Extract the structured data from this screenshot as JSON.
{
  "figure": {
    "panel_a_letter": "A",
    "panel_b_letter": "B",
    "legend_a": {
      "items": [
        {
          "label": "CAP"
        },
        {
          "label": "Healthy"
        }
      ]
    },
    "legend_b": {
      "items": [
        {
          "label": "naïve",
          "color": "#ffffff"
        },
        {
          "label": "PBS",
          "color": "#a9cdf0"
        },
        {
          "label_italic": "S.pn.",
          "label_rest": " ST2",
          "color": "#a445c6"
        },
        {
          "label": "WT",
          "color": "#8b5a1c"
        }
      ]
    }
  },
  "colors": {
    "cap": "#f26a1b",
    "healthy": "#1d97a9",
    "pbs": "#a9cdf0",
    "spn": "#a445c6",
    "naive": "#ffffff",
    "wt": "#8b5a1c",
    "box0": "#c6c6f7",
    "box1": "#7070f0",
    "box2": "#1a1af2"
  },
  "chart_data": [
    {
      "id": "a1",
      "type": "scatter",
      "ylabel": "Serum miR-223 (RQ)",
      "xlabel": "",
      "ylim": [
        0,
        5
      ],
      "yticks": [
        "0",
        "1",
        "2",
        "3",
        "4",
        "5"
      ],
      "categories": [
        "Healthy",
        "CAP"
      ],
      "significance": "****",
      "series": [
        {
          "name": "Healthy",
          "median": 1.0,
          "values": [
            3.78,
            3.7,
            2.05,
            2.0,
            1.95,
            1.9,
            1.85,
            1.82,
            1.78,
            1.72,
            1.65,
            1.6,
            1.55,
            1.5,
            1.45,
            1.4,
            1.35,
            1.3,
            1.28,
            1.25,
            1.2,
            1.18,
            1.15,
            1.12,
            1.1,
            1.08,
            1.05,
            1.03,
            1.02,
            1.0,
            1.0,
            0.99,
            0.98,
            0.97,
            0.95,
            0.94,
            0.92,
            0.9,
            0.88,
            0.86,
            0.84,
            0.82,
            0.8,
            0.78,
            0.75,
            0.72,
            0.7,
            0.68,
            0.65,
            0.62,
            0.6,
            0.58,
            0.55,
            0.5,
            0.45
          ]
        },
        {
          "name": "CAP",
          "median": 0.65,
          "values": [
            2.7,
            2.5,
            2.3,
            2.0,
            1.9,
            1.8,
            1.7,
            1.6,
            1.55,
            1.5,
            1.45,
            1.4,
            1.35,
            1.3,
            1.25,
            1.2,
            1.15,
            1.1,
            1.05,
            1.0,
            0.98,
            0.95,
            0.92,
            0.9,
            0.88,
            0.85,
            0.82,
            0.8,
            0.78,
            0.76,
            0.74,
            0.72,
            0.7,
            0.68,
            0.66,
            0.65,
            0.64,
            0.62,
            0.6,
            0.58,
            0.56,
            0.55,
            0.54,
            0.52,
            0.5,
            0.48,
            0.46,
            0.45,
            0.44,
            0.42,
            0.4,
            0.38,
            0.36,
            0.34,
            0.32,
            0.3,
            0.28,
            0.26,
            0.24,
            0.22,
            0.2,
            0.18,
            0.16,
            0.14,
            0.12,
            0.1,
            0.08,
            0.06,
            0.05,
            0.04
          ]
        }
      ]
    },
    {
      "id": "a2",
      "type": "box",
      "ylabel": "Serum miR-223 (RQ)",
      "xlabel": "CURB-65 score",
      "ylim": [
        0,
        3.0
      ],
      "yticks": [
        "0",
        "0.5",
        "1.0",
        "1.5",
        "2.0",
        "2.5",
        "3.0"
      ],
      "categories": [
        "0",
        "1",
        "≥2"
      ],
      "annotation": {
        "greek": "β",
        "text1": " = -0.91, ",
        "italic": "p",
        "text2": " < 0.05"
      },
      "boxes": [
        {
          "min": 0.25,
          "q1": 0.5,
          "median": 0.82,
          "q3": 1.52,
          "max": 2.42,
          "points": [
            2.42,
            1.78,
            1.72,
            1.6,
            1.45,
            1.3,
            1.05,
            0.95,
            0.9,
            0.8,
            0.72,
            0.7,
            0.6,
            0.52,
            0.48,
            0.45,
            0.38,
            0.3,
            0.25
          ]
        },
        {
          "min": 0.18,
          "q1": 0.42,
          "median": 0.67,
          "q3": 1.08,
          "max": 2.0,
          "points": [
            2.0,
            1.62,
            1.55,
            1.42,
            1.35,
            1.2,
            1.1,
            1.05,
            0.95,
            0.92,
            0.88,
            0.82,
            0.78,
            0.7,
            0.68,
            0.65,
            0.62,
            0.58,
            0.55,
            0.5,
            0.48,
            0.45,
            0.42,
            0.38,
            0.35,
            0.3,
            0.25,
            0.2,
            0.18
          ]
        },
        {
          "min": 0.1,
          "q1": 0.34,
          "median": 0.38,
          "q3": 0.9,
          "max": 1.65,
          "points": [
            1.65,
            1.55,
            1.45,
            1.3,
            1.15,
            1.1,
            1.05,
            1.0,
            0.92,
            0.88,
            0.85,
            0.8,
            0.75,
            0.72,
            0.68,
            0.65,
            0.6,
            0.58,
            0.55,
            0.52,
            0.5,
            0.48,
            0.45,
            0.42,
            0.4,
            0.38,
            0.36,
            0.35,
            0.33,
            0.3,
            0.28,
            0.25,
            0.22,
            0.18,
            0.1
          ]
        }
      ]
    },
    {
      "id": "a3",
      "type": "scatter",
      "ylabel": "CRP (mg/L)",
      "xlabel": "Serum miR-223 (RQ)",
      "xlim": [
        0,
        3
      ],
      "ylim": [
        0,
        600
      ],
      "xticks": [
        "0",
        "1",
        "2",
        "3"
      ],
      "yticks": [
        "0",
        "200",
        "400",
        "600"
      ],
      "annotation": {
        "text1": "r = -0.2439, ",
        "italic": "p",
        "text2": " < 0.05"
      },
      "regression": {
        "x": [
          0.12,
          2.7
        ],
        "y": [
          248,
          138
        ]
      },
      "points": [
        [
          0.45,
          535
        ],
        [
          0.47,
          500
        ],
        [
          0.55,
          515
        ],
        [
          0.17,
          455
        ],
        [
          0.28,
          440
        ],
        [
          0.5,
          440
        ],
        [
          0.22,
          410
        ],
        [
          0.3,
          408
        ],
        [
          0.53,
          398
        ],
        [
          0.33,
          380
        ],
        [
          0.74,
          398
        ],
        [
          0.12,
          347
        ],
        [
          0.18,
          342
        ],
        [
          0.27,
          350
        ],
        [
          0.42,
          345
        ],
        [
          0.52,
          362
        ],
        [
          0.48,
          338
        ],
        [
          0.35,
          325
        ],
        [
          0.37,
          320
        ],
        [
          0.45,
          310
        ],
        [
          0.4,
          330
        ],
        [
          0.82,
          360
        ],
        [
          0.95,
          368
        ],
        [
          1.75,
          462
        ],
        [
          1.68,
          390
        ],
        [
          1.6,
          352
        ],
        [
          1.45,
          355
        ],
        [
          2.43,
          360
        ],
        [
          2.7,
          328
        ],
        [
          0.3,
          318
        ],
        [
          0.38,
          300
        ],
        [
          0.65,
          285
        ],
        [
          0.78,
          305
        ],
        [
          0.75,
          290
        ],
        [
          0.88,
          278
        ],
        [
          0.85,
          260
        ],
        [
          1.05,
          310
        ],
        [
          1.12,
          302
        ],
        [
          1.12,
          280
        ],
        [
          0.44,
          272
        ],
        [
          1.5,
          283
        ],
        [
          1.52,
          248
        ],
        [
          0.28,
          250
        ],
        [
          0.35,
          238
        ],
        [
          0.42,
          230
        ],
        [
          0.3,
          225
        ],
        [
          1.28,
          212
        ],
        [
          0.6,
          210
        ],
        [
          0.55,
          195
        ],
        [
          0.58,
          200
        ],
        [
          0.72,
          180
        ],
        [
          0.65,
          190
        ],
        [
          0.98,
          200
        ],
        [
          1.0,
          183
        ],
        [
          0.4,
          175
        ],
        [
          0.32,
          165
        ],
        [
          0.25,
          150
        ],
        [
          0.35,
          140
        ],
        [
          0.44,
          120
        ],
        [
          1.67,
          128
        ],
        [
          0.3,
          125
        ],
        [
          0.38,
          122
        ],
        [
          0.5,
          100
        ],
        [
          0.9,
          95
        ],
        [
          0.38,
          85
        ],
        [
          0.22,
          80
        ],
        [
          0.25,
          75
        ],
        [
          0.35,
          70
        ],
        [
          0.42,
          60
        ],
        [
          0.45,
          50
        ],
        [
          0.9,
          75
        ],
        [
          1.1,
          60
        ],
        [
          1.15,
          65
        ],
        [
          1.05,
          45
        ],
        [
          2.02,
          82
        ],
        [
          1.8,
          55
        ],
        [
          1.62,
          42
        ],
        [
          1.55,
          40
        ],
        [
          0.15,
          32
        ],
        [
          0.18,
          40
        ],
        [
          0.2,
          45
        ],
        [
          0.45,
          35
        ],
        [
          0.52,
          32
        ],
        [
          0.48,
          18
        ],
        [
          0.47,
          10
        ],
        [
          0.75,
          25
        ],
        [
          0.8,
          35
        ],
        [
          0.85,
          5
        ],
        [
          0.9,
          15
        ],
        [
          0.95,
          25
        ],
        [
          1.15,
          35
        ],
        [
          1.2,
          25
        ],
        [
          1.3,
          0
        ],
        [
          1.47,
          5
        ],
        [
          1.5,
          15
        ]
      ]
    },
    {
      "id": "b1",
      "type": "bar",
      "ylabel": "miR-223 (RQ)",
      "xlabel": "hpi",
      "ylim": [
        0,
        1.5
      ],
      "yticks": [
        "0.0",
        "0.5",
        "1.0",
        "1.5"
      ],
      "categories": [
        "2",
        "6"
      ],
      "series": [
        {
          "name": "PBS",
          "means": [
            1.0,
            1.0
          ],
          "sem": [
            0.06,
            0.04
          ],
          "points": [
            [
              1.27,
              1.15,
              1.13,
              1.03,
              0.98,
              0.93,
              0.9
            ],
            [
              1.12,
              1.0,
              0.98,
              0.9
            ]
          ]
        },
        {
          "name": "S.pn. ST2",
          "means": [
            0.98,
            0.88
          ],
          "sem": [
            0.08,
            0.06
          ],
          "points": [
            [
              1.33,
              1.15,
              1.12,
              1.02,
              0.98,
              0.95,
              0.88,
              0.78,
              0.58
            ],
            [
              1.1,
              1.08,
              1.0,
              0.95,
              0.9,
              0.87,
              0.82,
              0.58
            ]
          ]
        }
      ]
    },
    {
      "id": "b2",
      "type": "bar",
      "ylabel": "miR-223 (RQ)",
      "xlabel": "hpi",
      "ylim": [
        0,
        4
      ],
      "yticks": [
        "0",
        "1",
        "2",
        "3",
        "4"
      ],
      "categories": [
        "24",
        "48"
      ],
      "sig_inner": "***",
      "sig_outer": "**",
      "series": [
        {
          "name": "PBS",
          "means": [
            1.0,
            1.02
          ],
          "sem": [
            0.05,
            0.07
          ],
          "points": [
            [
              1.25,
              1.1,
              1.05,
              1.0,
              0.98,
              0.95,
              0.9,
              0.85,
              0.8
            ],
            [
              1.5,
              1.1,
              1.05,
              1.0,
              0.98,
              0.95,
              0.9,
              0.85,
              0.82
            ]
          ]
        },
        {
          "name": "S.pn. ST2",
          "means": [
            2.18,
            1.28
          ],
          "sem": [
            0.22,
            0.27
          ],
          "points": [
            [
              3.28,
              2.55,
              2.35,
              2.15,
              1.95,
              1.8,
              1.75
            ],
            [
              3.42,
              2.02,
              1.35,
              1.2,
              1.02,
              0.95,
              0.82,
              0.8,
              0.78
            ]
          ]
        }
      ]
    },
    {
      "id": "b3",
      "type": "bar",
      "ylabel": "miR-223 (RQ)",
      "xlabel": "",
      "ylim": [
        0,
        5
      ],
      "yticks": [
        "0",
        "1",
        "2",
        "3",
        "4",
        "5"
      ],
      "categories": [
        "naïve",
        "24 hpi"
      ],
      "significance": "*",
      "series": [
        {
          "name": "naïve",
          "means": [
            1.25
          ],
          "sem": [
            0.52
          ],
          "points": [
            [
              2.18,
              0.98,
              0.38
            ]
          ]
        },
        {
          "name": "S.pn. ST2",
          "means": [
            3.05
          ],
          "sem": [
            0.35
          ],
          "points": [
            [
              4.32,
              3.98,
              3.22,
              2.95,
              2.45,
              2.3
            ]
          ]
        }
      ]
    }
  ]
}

## [GIVEN TASK]
Above are some records. Report the number of their lines that include "median", and add nothing else.

## [SOLUTION]
5